### Entries from a dataset

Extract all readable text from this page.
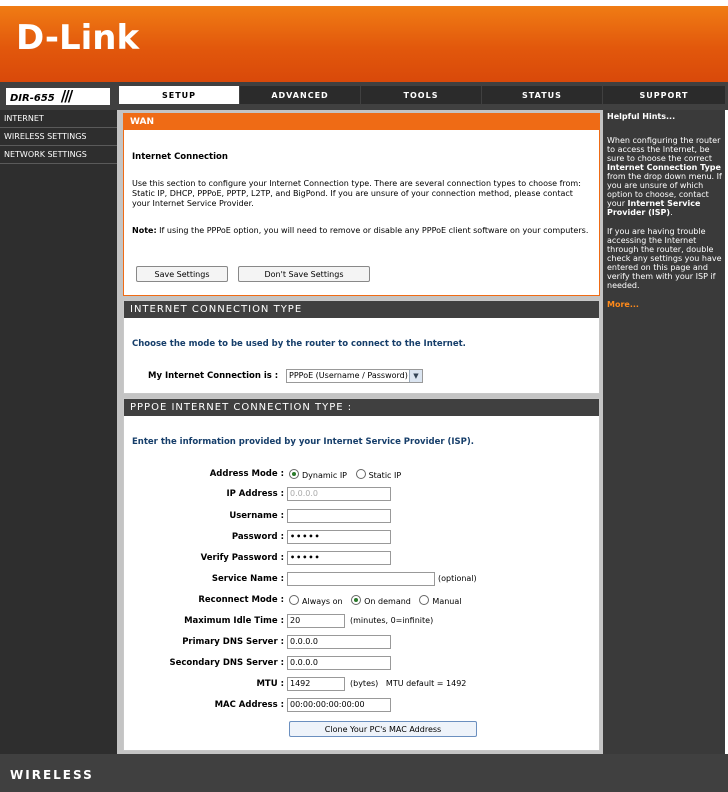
D-Link
DIR-655 ///	SETUP	ADVANCED	TOOLS	STATUS	SUPPORT
INTERNET
WIRELESS SETTINGS
NETWORK SETTINGS
WAN
Internet Connection
Use this section to configure your Internet Connection type. There are several connection types to choose from: Static IP, DHCP, PPPoE, PPTP, L2TP, and BigPond. If you are unsure of your connection method, please contact your Internet Service Provider.
Note: If using the PPPoE option, you will need to remove or disable any PPPoE client software on your computers.
Save Settings	Don't Save Settings
INTERNET CONNECTION TYPE
Choose the mode to be used by the router to connect to the Internet.
My Internet Connection is :	PPPoE (Username / Password) ▼
PPPOE INTERNET CONNECTION TYPE :
Enter the information provided by your Internet Service Provider (ISP).
Address Mode :	Dynamic IP	Static IP
IP Address : 0.0.0.0
Username :
Password : •••••
Verify Password : •••••
Service Name :	(optional)
Reconnect Mode :	Always on	On demand	Manual
Maximum Idle Time : 20	(minutes, 0=infinite)
Primary DNS Server : 0.0.0.0
Secondary DNS Server : 0.0.0.0
MTU : 1492	(bytes)   MTU default = 1492
MAC Address : 00:00:00:00:00:00
Clone Your PC's MAC Address
Helpful Hints...

When configuring the router to access the Internet, be sure to choose the correct Internet Connection Type from the drop down menu. If you are unsure of which option to choose, contact your Internet Service Provider (ISP).

If you are having trouble accessing the Internet through the router, double check any settings you have entered on this page and verify them with your ISP if needed.

More...
WIRELESS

### Given task
Reproduce every entry word for word, but skip any pictures.

### Response below
Extract all readable text from this page.
D-Link
DIR-655 ///	SETUP	ADVANCED	TOOLS	STATUS	SUPPORT
INTERNET
WIRELESS SETTINGS
NETWORK SETTINGS
WAN
Internet Connection
Use this section to configure your Internet Connection type. There are several connection types to choose from: Static IP, DHCP, PPPoE, PPTP, L2TP, and BigPond. If you are unsure of your connection method, please contact your Internet Service Provider.
Note: If using the PPPoE option, you will need to remove or disable any PPPoE client software on your computers.
Save Settings	Don't Save Settings
INTERNET CONNECTION TYPE
Choose the mode to be used by the router to connect to the Internet.
My Internet Connection is :	PPPoE (Username / Password) ▼
PPPOE INTERNET CONNECTION TYPE :
Enter the information provided by your Internet Service Provider (ISP).
Address Mode :	Dynamic IP	Static IP
IP Address : 0.0.0.0
Username :
Password : •••••
Verify Password : •••••
Service Name :	(optional)
Reconnect Mode :	Always on	On demand	Manual
Maximum Idle Time : 20	(minutes, 0=infinite)
Primary DNS Server : 0.0.0.0
Secondary DNS Server : 0.0.0.0
MTU : 1492	(bytes)   MTU default = 1492
MAC Address : 00:00:00:00:00:00
Clone Your PC's MAC Address
Helpful Hints...

When configuring the router to access the Internet, be sure to choose the correct Internet Connection Type from the drop down menu. If you are unsure of which option to choose, contact your Internet Service Provider (ISP).

If you are having trouble accessing the Internet through the router, double check any settings you have entered on this page and verify them with your ISP if needed.

More...
WIRELESS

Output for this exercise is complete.